## Requirement
Images should be left out, and everything else in the listing reproduced exactly.
>> begin Information supplied
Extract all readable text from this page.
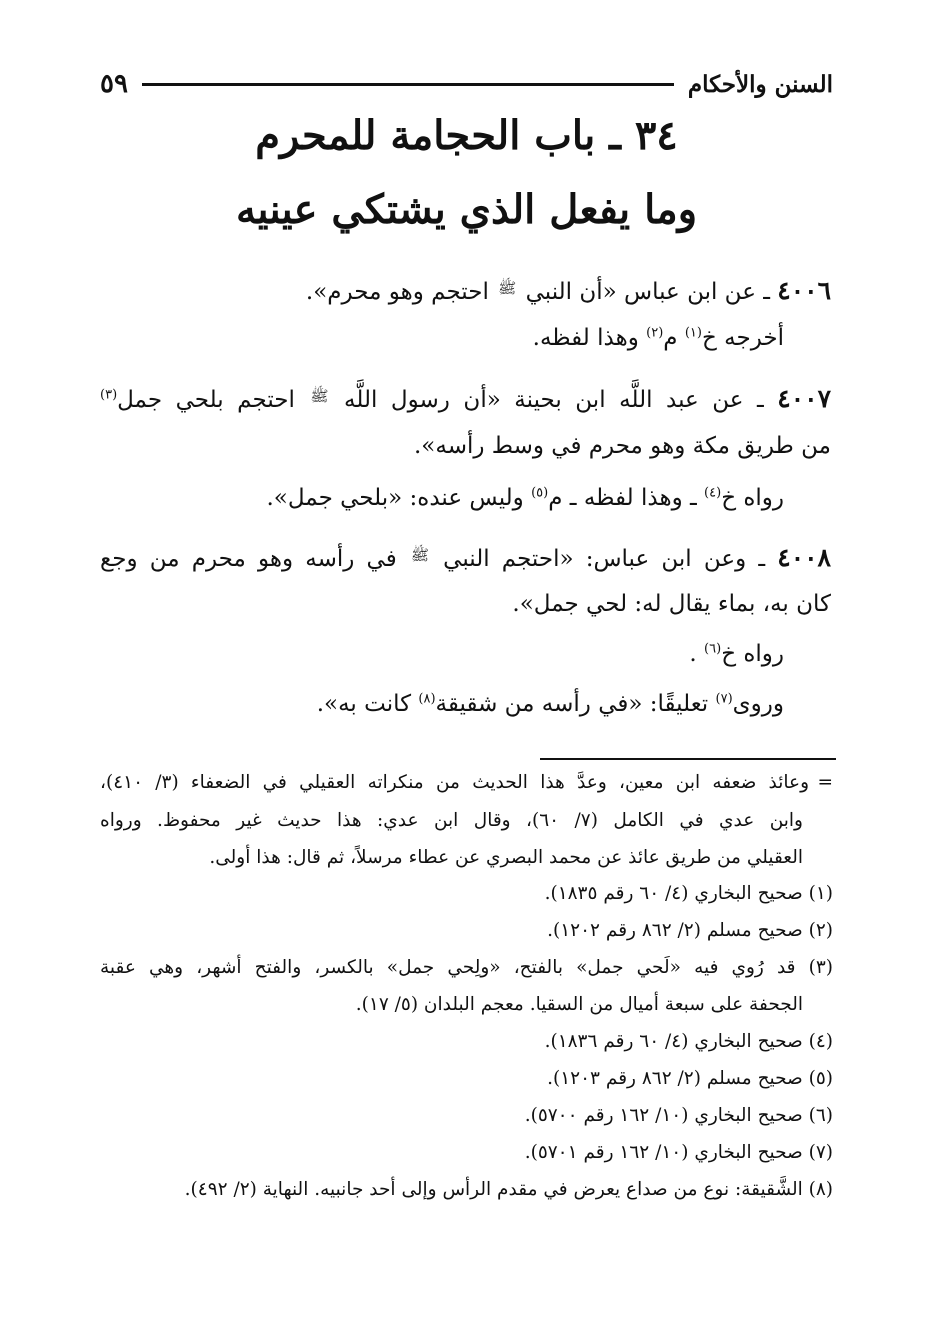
السنن والأحكام
٥٩
٣٤ ـ باب الحجامة للمحرم
وما يفعل الذي يشتكي عينيه
٤٠٠٦ ـ عن ابن عباس «أن النبي $^ﷺ$ احتجم وهو محرم».
أخرجه خ$^{(١)}$ م$^{(٢)}$ وهذا لفظه.
٤٠٠٧ ـ عن عبد اللَّه ابن بحينة «أن رسول اللَّه $^ﷺ$ احتجم بلحي جمل$^{(٣)}$
من طريق مكة وهو محرم في وسط رأسه».
رواه خ$^{(٤)}$ ـ وهذا لفظه ـ م$^{(٥)}$ وليس عنده: «بلحي جمل».
٤٠٠٨ ـ وعن ابن عباس: «احتجم النبي $^ﷺ$ في رأسه وهو محرم من وجع
كان به، بماء يقال له: لحي جمل».
رواه خ$^{(٦)}$ .
وروى$^{(٧)}$ تعليقًا: «في رأسه من شقيقة$^{(٨)}$ كانت به».
=وعائذ ضعفه ابن معين، وعدَّ هذا الحديث من منكراته العقيلي في الضعفاء (٣/ ٤١٠)،
وابن عدي في الكامل (٧/ ٦٠)، وقال ابن عدي: هذا حديث غير محفوظ. ورواه
العقيلي من طريق عائذ عن محمد البصري عن عطاء مرسلاً، ثم قال: هذا أولى.
(١) صحيح البخاري (٤/ ٦٠ رقم ١٨٣٥).
(٢) صحيح مسلم (٢/ ٨٦٢ رقم ١٢٠٢).
(٣) قد رُوي فيه «لَحي جمل» بالفتح، «ولِحي جمل» بالكسر، والفتح أشهر، وهي عقبة
الجحفة على سبعة أميال من السقيا. معجم البلدان (٥/ ١٧).
(٤) صحيح البخاري (٤/ ٦٠ رقم ١٨٣٦).
(٥) صحيح مسلم (٢/ ٨٦٢ رقم ١٢٠٣).
(٦) صحيح البخاري (١٠/ ١٦٢ رقم ٥٧٠٠).
(٧) صحيح البخاري (١٠/ ١٦٢ رقم ٥٧٠١).
(٨) الشَّقيقة: نوع من صداع يعرض في مقدم الرأس وإلى أحد جانبيه. النهاية (٢/ ٤٩٢).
>> end Information supplied
## Exercise output
Extract all readable text from this page.
السنن والأحكام
٥٩
٣٤ ـ باب الحجامة للمحرم
وما يفعل الذي يشتكي عينيه
٤٠٠٦ ـ عن ابن عباس «أن النبي $^ﷺ$ احتجم وهو محرم».
أخرجه خ$^{(١)}$ م$^{(٢)}$ وهذا لفظه.
٤٠٠٧ ـ عن عبد اللَّه ابن بحينة «أن رسول اللَّه $^ﷺ$ احتجم بلحي جمل$^{(٣)}$
من طريق مكة وهو محرم في وسط رأسه».
رواه خ$^{(٤)}$ ـ وهذا لفظه ـ م$^{(٥)}$ وليس عنده: «بلحي جمل».
٤٠٠٨ ـ وعن ابن عباس: «احتجم النبي $^ﷺ$ في رأسه وهو محرم من وجع
كان به، بماء يقال له: لحي جمل».
رواه خ$^{(٦)}$ .
وروى$^{(٧)}$ تعليقًا: «في رأسه من شقيقة$^{(٨)}$ كانت به».
=وعائذ ضعفه ابن معين، وعدَّ هذا الحديث من منكراته العقيلي في الضعفاء (٣/ ٤١٠)،
وابن عدي في الكامل (٧/ ٦٠)، وقال ابن عدي: هذا حديث غير محفوظ. ورواه
العقيلي من طريق عائذ عن محمد البصري عن عطاء مرسلاً، ثم قال: هذا أولى.
(١) صحيح البخاري (٤/ ٦٠ رقم ١٨٣٥).
(٢) صحيح مسلم (٢/ ٨٦٢ رقم ١٢٠٢).
(٣) قد رُوي فيه «لَحي جمل» بالفتح، «ولِحي جمل» بالكسر، والفتح أشهر، وهي عقبة
الجحفة على سبعة أميال من السقيا. معجم البلدان (٥/ ١٧).
(٤) صحيح البخاري (٤/ ٦٠ رقم ١٨٣٦).
(٥) صحيح مسلم (٢/ ٨٦٢ رقم ١٢٠٣).
(٦) صحيح البخاري (١٠/ ١٦٢ رقم ٥٧٠٠).
(٧) صحيح البخاري (١٠/ ١٦٢ رقم ٥٧٠١).
(٨) الشَّقيقة: نوع من صداع يعرض في مقدم الرأس وإلى أحد جانبيه. النهاية (٢/ ٤٩٢).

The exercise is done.